Every entry that follows should be reproduced exactly.

Given records:
◇ ◇ ◇
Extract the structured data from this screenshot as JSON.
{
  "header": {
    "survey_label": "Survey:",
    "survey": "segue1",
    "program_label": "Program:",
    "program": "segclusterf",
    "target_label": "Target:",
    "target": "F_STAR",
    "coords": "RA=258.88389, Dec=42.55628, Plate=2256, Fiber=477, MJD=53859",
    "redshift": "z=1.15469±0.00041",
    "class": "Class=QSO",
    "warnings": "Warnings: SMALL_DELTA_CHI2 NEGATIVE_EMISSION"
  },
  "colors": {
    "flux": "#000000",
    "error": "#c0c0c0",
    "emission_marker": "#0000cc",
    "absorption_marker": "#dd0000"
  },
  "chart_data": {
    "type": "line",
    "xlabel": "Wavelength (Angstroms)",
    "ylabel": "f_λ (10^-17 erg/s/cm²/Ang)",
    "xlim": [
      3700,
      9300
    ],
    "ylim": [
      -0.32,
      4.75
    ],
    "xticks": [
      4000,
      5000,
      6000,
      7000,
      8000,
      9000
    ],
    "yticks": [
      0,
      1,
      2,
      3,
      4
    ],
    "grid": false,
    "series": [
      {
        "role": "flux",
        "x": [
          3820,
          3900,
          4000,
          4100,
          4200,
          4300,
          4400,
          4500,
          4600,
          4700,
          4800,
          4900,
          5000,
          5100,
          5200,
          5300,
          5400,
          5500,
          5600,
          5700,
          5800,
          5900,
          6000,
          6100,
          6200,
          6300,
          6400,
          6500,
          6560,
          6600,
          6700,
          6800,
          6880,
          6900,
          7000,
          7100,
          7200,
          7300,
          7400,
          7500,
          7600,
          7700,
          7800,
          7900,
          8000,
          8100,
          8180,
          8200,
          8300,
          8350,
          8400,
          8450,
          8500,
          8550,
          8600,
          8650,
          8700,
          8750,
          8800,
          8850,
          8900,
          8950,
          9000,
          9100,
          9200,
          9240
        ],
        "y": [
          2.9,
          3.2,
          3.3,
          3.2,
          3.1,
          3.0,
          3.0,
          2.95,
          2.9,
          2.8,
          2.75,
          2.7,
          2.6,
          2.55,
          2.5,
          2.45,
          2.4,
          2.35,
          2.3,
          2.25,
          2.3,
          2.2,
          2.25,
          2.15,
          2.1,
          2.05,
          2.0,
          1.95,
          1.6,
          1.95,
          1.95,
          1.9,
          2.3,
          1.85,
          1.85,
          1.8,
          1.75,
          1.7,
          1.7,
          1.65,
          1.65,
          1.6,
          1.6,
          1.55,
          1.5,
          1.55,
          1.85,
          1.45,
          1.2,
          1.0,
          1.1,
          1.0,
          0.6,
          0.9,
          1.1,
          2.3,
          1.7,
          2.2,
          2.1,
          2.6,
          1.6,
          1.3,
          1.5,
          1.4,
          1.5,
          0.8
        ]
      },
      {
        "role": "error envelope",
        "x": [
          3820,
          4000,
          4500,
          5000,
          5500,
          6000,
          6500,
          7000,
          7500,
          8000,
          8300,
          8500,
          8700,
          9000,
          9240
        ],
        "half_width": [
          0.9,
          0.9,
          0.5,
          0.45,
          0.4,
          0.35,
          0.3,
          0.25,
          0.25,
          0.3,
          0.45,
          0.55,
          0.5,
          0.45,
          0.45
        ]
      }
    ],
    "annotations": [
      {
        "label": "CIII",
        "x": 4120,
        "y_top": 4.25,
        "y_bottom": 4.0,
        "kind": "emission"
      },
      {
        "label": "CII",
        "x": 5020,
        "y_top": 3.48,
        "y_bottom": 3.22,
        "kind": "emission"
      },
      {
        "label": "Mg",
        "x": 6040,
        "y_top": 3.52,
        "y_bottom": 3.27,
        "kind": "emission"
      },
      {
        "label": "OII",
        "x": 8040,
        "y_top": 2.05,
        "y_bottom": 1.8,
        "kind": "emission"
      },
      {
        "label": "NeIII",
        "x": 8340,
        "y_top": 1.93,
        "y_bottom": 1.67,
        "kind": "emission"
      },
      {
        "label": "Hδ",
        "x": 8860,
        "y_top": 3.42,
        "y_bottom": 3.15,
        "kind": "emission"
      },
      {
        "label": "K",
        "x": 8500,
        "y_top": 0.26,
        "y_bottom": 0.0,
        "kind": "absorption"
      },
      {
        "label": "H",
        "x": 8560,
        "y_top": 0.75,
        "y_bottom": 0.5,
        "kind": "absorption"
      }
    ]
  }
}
◇ ◇ ◇
Exercise response:
Extract the structured data from this screenshot as JSON.
{
  "header": {
    "survey_label": "Survey:",
    "survey": "segue1",
    "program_label": "Program:",
    "program": "segclusterf",
    "target_label": "Target:",
    "target": "F_STAR",
    "coords": "RA=258.88389, Dec=42.55628, Plate=2256, Fiber=477, MJD=53859",
    "redshift": "z=1.15469±0.00041",
    "class": "Class=QSO",
    "warnings": "Warnings: SMALL_DELTA_CHI2 NEGATIVE_EMISSION"
  },
  "colors": {
    "flux": "#000000",
    "error": "#c0c0c0",
    "emission_marker": "#0000cc",
    "absorption_marker": "#dd0000"
  },
  "chart_data": {
    "type": "line",
    "xlabel": "Wavelength (Angstroms)",
    "ylabel": "f_λ (10^-17 erg/s/cm²/Ang)",
    "xlim": [
      3700,
      9300
    ],
    "ylim": [
      -0.32,
      4.75
    ],
    "xticks": [
      4000,
      5000,
      6000,
      7000,
      8000,
      9000
    ],
    "yticks": [
      0,
      1,
      2,
      3,
      4
    ],
    "grid": false,
    "series": [
      {
        "role": "flux",
        "x": [
          3820,
          3900,
          4000,
          4100,
          4200,
          4300,
          4400,
          4500,
          4600,
          4700,
          4800,
          4900,
          5000,
          5100,
          5200,
          5300,
          5400,
          5500,
          5600,
          5700,
          5800,
          5900,
          6000,
          6100,
          6200,
          6300,
          6400,
          6500,
          6560,
          6600,
          6700,
          6800,
          6880,
          6900,
          7000,
          7100,
          7200,
          7300,
          7400,
          7500,
          7600,
          7700,
          7800,
          7900,
          8000,
          8100,
          8180,
          8200,
          8300,
          8350,
          8400,
          8450,
          8500,
          8550,
          8600,
          8650,
          8700,
          8750,
          8800,
          8850,
          8900,
          8950,
          9000,
          9100,
          9200,
          9240
        ],
        "y": [
          2.9,
          3.2,
          3.3,
          3.2,
          3.1,
          3.0,
          3.0,
          2.95,
          2.9,
          2.8,
          2.75,
          2.7,
          2.6,
          2.55,
          2.5,
          2.45,
          2.4,
          2.35,
          2.3,
          2.25,
          2.3,
          2.2,
          2.25,
          2.15,
          2.1,
          2.05,
          2.0,
          1.95,
          1.6,
          1.95,
          1.95,
          1.9,
          2.3,
          1.85,
          1.85,
          1.8,
          1.75,
          1.7,
          1.7,
          1.65,
          1.65,
          1.6,
          1.6,
          1.55,
          1.5,
          1.55,
          1.85,
          1.45,
          1.2,
          1.0,
          1.1,
          1.0,
          0.6,
          0.9,
          1.1,
          2.3,
          1.7,
          2.2,
          2.1,
          2.6,
          1.6,
          1.3,
          1.5,
          1.4,
          1.5,
          0.8
        ]
      },
      {
        "role": "error envelope",
        "x": [
          3820,
          4000,
          4500,
          5000,
          5500,
          6000,
          6500,
          7000,
          7500,
          8000,
          8300,
          8500,
          8700,
          9000,
          9240
        ],
        "half_width": [
          0.9,
          0.9,
          0.5,
          0.45,
          0.4,
          0.35,
          0.3,
          0.25,
          0.25,
          0.3,
          0.45,
          0.55,
          0.5,
          0.45,
          0.45
        ]
      }
    ],
    "annotations": [
      {
        "label": "CIII",
        "x": 4120,
        "y_top": 4.25,
        "y_bottom": 4.0,
        "kind": "emission"
      },
      {
        "label": "CII",
        "x": 5020,
        "y_top": 3.48,
        "y_bottom": 3.22,
        "kind": "emission"
      },
      {
        "label": "Mg",
        "x": 6040,
        "y_top": 3.52,
        "y_bottom": 3.27,
        "kind": "emission"
      },
      {
        "label": "OII",
        "x": 8040,
        "y_top": 2.05,
        "y_bottom": 1.8,
        "kind": "emission"
      },
      {
        "label": "NeIII",
        "x": 8340,
        "y_top": 1.93,
        "y_bottom": 1.67,
        "kind": "emission"
      },
      {
        "label": "Hδ",
        "x": 8860,
        "y_top": 3.42,
        "y_bottom": 3.15,
        "kind": "emission"
      },
      {
        "label": "K",
        "x": 8500,
        "y_top": 0.26,
        "y_bottom": 0.0,
        "kind": "absorption"
      },
      {
        "label": "H",
        "x": 8560,
        "y_top": 0.75,
        "y_bottom": 0.5,
        "kind": "absorption"
      }
    ]
  }
}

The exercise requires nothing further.